-- RECORDS PROVIDED --
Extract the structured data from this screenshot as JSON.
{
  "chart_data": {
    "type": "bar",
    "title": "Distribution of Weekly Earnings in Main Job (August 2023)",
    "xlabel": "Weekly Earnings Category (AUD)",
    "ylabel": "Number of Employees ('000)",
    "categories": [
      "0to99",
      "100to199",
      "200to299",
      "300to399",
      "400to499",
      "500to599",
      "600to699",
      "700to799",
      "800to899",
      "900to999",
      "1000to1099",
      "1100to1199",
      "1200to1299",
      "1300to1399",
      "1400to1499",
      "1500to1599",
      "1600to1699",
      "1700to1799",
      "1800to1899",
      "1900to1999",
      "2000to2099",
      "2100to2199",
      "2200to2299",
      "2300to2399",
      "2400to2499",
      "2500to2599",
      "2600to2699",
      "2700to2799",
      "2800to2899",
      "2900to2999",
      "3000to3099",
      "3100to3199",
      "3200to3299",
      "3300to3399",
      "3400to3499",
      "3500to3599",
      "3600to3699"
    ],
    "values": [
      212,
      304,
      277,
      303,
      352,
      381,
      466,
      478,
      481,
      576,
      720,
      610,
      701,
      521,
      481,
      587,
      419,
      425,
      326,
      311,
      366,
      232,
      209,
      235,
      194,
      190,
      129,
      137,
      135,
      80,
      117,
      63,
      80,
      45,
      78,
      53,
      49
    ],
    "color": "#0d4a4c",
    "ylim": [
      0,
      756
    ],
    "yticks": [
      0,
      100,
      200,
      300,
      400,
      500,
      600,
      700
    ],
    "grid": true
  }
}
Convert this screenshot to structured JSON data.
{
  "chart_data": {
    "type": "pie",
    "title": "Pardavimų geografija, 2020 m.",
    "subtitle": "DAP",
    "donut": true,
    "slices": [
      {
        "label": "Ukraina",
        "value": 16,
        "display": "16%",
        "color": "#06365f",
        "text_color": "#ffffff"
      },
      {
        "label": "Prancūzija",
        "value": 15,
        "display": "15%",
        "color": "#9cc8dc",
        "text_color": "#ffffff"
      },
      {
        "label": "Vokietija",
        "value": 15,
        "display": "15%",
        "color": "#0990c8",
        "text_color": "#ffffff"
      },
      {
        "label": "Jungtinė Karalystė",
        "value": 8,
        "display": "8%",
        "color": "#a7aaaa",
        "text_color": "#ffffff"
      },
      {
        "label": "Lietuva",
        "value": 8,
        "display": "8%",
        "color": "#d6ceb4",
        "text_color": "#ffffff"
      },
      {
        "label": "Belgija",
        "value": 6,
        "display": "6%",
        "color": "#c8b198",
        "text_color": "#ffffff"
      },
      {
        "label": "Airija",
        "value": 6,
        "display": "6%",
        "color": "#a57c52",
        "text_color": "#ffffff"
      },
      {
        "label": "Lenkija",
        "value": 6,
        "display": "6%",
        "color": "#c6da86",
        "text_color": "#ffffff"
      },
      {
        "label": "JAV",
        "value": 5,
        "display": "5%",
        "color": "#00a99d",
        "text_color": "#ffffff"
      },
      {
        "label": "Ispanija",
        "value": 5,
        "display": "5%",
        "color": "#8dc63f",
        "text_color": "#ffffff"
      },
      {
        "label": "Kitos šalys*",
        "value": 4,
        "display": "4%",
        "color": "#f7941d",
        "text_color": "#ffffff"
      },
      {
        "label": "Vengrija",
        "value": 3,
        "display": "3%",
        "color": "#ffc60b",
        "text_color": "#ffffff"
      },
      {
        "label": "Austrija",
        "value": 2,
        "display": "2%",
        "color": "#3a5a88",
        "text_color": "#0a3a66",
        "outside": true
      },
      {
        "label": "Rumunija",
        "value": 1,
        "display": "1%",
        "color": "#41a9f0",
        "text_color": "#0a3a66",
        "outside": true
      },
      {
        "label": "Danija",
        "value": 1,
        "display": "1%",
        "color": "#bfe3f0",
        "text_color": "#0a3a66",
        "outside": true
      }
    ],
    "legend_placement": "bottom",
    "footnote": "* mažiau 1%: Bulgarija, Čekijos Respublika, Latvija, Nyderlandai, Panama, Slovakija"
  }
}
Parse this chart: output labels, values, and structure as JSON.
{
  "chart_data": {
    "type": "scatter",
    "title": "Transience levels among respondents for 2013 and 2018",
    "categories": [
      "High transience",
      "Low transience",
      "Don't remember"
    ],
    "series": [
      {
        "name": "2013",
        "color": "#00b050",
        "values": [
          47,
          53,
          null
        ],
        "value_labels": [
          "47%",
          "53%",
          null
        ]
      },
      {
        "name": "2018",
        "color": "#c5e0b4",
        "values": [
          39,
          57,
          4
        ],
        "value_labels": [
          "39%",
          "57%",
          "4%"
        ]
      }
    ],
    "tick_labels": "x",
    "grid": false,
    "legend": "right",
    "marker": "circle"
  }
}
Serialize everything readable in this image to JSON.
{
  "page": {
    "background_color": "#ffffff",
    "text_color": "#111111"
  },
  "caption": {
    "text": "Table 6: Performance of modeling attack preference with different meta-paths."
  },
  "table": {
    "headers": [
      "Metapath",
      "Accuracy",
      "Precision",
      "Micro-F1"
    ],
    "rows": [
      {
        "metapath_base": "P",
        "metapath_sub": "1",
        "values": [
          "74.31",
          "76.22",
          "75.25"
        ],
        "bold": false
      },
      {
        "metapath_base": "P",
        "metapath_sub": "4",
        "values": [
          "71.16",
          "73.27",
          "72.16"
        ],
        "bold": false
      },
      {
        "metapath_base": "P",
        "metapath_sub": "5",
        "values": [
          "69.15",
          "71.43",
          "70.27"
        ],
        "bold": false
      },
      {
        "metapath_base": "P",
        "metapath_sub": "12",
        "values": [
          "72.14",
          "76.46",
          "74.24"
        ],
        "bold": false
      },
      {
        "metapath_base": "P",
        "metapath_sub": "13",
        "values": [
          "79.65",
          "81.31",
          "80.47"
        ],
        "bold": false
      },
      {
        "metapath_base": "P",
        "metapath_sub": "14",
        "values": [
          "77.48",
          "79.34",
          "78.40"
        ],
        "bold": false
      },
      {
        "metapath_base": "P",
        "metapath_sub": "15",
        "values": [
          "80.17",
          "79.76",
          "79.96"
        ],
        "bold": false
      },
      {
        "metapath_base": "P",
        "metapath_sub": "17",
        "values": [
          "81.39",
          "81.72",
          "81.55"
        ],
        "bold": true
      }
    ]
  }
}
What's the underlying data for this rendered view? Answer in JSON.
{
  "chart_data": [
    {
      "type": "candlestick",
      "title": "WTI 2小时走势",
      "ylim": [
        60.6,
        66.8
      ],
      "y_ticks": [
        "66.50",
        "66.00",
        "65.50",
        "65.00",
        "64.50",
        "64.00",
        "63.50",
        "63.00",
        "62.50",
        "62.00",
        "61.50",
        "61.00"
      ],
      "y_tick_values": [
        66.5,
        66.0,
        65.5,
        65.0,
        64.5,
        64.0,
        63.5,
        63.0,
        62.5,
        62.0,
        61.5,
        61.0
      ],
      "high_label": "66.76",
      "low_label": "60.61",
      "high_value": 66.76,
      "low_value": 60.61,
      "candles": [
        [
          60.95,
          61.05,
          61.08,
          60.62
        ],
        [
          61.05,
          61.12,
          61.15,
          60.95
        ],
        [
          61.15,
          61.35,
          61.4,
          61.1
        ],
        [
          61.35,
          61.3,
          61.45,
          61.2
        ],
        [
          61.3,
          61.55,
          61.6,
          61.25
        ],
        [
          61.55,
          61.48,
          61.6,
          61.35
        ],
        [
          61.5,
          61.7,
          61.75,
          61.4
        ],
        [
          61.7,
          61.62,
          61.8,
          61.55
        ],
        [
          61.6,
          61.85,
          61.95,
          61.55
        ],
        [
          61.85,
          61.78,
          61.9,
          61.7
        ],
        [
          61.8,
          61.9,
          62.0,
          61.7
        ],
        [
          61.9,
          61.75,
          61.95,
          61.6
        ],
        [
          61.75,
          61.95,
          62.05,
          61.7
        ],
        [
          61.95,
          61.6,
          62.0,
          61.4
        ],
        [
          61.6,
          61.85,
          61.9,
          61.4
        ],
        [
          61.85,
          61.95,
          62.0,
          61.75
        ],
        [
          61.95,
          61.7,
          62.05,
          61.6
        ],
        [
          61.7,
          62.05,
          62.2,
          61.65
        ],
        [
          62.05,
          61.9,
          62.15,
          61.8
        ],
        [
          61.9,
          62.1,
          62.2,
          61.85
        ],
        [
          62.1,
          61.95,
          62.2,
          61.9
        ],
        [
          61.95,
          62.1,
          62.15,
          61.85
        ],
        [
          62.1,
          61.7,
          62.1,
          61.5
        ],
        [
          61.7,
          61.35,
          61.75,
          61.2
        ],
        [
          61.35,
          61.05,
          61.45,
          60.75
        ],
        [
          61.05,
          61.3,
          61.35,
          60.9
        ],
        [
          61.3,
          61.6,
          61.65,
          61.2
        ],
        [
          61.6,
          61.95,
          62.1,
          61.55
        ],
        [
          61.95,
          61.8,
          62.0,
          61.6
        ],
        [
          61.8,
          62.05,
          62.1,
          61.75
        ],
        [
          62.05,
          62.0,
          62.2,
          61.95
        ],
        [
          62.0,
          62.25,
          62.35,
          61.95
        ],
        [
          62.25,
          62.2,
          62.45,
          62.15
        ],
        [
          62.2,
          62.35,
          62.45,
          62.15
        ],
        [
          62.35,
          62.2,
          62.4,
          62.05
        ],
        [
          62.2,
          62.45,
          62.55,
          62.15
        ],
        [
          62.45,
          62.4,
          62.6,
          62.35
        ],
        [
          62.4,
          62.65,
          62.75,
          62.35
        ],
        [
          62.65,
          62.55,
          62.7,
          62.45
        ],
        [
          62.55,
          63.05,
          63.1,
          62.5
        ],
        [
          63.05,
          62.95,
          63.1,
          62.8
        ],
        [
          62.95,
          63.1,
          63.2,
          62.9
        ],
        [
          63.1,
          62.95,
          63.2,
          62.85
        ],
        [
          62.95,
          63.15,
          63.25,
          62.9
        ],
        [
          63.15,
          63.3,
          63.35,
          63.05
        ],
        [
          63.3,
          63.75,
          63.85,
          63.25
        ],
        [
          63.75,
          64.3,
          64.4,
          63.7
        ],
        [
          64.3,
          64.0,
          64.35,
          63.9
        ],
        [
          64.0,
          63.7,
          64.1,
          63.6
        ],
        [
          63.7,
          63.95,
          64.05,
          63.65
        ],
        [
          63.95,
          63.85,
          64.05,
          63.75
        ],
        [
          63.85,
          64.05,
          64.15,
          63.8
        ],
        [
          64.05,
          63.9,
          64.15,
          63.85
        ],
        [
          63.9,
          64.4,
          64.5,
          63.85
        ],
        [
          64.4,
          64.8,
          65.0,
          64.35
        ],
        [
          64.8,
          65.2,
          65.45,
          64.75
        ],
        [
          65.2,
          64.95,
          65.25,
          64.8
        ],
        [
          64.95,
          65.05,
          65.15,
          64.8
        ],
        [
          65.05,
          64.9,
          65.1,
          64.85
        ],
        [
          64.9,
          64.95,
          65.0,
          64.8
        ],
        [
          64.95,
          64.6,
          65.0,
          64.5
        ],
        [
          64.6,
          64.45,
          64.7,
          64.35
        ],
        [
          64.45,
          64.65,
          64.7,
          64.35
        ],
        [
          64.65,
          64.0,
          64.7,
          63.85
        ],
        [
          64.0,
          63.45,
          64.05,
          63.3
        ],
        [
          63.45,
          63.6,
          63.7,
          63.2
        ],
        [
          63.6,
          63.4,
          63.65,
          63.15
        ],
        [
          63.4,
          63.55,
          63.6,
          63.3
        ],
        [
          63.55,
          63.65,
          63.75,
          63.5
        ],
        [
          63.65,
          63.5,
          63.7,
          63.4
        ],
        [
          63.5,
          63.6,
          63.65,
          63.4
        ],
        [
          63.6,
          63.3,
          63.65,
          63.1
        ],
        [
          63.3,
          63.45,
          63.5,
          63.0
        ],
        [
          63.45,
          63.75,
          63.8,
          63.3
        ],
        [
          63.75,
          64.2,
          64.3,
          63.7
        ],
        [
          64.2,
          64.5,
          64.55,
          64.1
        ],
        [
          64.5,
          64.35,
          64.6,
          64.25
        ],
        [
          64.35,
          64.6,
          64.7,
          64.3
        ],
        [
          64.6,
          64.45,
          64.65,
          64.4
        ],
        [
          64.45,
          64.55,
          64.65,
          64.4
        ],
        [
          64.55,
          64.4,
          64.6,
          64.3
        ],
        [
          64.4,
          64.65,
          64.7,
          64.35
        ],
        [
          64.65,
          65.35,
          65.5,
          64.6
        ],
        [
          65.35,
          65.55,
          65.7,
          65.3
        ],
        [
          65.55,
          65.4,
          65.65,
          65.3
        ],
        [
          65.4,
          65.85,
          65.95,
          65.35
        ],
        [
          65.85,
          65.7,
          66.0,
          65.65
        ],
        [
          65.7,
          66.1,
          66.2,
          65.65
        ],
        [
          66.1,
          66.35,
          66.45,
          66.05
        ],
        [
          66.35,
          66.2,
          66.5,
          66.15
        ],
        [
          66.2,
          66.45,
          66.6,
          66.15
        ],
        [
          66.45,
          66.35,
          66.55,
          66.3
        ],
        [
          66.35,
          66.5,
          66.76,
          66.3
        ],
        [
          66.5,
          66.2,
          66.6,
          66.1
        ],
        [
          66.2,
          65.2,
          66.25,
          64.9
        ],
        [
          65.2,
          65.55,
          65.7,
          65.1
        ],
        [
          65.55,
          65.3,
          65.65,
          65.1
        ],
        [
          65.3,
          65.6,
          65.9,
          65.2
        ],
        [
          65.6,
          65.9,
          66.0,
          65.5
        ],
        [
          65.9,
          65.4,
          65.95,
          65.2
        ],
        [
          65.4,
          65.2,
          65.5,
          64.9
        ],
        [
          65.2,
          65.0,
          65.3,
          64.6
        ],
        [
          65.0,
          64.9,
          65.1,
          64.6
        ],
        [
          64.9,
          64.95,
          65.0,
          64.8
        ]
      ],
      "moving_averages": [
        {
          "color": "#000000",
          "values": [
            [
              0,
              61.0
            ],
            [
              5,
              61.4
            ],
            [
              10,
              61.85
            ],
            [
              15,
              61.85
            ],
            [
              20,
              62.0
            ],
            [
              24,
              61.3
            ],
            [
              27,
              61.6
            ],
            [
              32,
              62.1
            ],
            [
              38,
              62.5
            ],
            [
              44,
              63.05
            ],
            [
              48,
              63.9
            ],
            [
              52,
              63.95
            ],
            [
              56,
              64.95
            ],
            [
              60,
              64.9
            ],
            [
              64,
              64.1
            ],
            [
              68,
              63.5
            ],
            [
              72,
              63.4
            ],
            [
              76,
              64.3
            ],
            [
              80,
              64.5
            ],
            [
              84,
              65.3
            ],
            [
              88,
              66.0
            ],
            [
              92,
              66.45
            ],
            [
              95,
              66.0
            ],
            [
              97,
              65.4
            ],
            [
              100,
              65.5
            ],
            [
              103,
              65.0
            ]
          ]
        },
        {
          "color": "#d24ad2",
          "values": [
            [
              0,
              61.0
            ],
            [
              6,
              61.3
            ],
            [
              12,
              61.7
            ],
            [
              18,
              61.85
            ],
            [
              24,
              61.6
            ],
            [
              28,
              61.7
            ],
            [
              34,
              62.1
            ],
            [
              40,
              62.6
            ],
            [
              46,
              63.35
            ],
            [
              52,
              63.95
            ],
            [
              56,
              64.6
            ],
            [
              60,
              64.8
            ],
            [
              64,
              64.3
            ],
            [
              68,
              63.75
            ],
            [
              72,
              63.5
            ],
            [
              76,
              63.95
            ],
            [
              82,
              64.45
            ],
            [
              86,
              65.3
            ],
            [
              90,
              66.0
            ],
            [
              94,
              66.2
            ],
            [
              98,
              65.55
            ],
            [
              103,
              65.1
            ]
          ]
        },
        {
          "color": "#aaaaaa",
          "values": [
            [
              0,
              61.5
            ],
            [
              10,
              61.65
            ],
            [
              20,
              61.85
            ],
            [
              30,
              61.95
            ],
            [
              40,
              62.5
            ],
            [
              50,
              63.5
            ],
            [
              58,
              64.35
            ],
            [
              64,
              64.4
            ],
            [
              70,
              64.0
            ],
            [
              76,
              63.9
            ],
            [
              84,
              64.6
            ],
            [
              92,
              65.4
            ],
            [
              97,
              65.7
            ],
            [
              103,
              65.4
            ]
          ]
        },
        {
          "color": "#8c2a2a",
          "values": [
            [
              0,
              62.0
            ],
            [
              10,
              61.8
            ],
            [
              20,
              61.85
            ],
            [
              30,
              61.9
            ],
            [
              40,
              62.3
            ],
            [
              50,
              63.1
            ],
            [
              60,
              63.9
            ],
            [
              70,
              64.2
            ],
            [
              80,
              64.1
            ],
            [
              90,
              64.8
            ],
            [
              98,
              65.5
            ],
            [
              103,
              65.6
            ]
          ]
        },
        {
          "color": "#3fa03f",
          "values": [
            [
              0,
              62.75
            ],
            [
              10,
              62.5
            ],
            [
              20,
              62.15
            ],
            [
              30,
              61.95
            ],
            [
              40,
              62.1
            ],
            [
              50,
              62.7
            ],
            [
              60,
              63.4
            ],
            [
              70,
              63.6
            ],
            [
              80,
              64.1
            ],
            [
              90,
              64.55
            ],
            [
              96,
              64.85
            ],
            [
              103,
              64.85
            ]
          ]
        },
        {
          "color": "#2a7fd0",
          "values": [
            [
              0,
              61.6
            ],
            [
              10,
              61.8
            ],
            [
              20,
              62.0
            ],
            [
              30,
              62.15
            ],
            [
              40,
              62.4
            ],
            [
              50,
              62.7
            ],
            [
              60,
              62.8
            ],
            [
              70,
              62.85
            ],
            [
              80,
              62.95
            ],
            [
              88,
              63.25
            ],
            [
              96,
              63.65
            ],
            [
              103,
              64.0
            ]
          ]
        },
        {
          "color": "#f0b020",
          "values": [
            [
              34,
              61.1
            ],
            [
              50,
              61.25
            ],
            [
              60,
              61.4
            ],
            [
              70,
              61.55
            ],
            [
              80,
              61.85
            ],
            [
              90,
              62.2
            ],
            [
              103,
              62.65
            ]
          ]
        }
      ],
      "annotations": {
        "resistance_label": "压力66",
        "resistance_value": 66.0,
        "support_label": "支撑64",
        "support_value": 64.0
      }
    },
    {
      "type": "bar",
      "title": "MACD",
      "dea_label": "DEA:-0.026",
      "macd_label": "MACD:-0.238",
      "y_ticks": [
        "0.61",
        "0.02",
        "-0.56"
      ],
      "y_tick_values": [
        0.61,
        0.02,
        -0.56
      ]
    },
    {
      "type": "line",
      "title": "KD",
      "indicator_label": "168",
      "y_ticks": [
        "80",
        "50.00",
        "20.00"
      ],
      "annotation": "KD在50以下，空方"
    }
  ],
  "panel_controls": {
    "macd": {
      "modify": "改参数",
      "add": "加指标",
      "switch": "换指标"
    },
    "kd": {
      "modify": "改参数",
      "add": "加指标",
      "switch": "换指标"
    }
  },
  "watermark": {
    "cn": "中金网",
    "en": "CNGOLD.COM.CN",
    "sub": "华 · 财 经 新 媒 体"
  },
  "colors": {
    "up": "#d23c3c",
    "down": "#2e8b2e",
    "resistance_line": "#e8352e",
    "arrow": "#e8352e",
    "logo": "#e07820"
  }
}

-- TASK REQUIREMENTS --
Which lines include the word "this"? List them all.

-- OUTPUT OF THE EXERCISE --
Extract the structured data from this screenshot as JSON.
Convert this screenshot to structured JSON data.
Parse this chart: output labels, values, and structure as JSON.
Serialize everything readable in this image to JSON.
What's the underlying data for this rendered view? Answer in JSON.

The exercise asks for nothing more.